| WHAT IS NEEDED |
In the copy, keep every record exact and leave out all images.

──────── GIVEN INFORMATION ────────

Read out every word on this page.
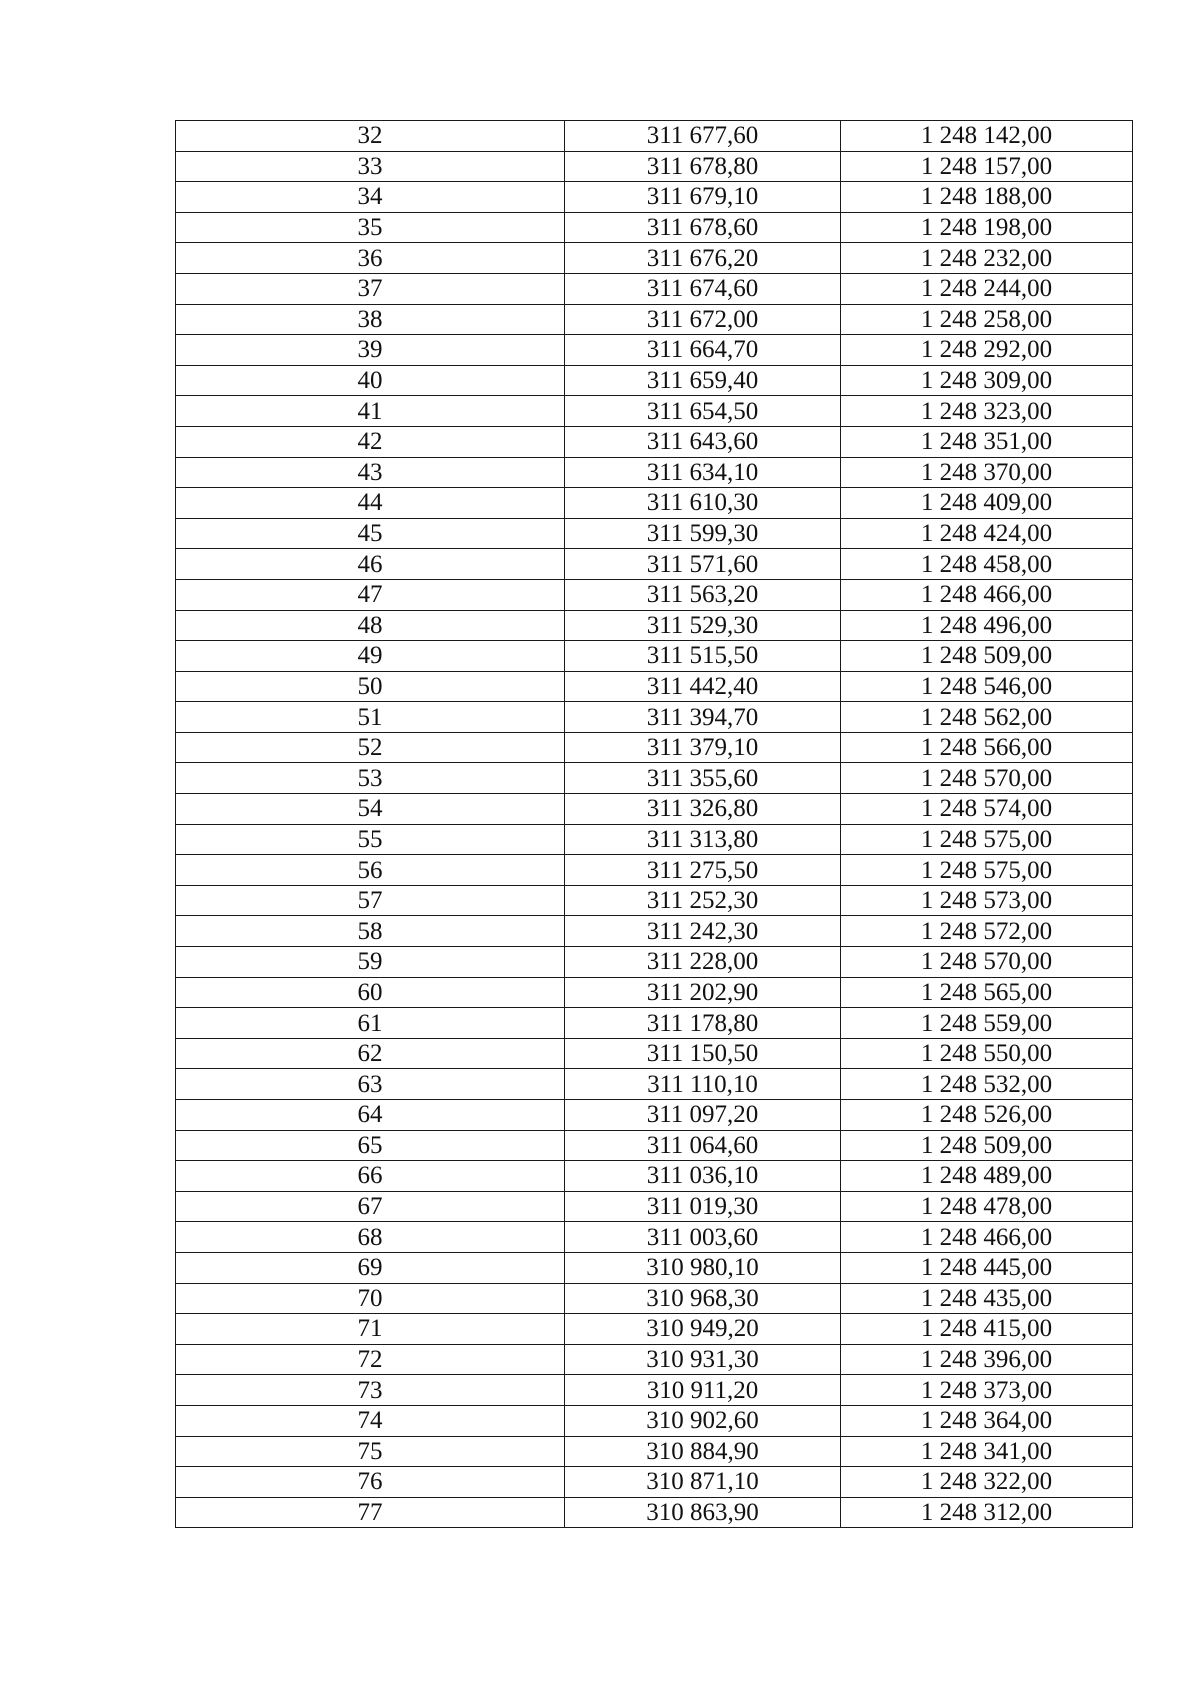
32	311 677,60	1 248 142,00
33	311 678,80	1 248 157,00
34	311 679,10	1 248 188,00
35	311 678,60	1 248 198,00
36	311 676,20	1 248 232,00
37	311 674,60	1 248 244,00
38	311 672,00	1 248 258,00
39	311 664,70	1 248 292,00
40	311 659,40	1 248 309,00
41	311 654,50	1 248 323,00
42	311 643,60	1 248 351,00
43	311 634,10	1 248 370,00
44	311 610,30	1 248 409,00
45	311 599,30	1 248 424,00
46	311 571,60	1 248 458,00
47	311 563,20	1 248 466,00
48	311 529,30	1 248 496,00
49	311 515,50	1 248 509,00
50	311 442,40	1 248 546,00
51	311 394,70	1 248 562,00
52	311 379,10	1 248 566,00
53	311 355,60	1 248 570,00
54	311 326,80	1 248 574,00
55	311 313,80	1 248 575,00
56	311 275,50	1 248 575,00
57	311 252,30	1 248 573,00
58	311 242,30	1 248 572,00
59	311 228,00	1 248 570,00
60	311 202,90	1 248 565,00
61	311 178,80	1 248 559,00
62	311 150,50	1 248 550,00
63	311 110,10	1 248 532,00
64	311 097,20	1 248 526,00
65	311 064,60	1 248 509,00
66	311 036,10	1 248 489,00
67	311 019,30	1 248 478,00
68	311 003,60	1 248 466,00
69	310 980,10	1 248 445,00
70	310 968,30	1 248 435,00
71	310 949,20	1 248 415,00
72	310 931,30	1 248 396,00
73	310 911,20	1 248 373,00
74	310 902,60	1 248 364,00
75	310 884,90	1 248 341,00
76	310 871,10	1 248 322,00
77	310 863,90	1 248 312,00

────────

| TASK SOLUTION |
Read out every word on this page.
32	311 677,60	1 248 142,00
33	311 678,80	1 248 157,00
34	311 679,10	1 248 188,00
35	311 678,60	1 248 198,00
36	311 676,20	1 248 232,00
37	311 674,60	1 248 244,00
38	311 672,00	1 248 258,00
39	311 664,70	1 248 292,00
40	311 659,40	1 248 309,00
41	311 654,50	1 248 323,00
42	311 643,60	1 248 351,00
43	311 634,10	1 248 370,00
44	311 610,30	1 248 409,00
45	311 599,30	1 248 424,00
46	311 571,60	1 248 458,00
47	311 563,20	1 248 466,00
48	311 529,30	1 248 496,00
49	311 515,50	1 248 509,00
50	311 442,40	1 248 546,00
51	311 394,70	1 248 562,00
52	311 379,10	1 248 566,00
53	311 355,60	1 248 570,00
54	311 326,80	1 248 574,00
55	311 313,80	1 248 575,00
56	311 275,50	1 248 575,00
57	311 252,30	1 248 573,00
58	311 242,30	1 248 572,00
59	311 228,00	1 248 570,00
60	311 202,90	1 248 565,00
61	311 178,80	1 248 559,00
62	311 150,50	1 248 550,00
63	311 110,10	1 248 532,00
64	311 097,20	1 248 526,00
65	311 064,60	1 248 509,00
66	311 036,10	1 248 489,00
67	311 019,30	1 248 478,00
68	311 003,60	1 248 466,00
69	310 980,10	1 248 445,00
70	310 968,30	1 248 435,00
71	310 949,20	1 248 415,00
72	310 931,30	1 248 396,00
73	310 911,20	1 248 373,00
74	310 902,60	1 248 364,00
75	310 884,90	1 248 341,00
76	310 871,10	1 248 322,00
77	310 863,90	1 248 312,00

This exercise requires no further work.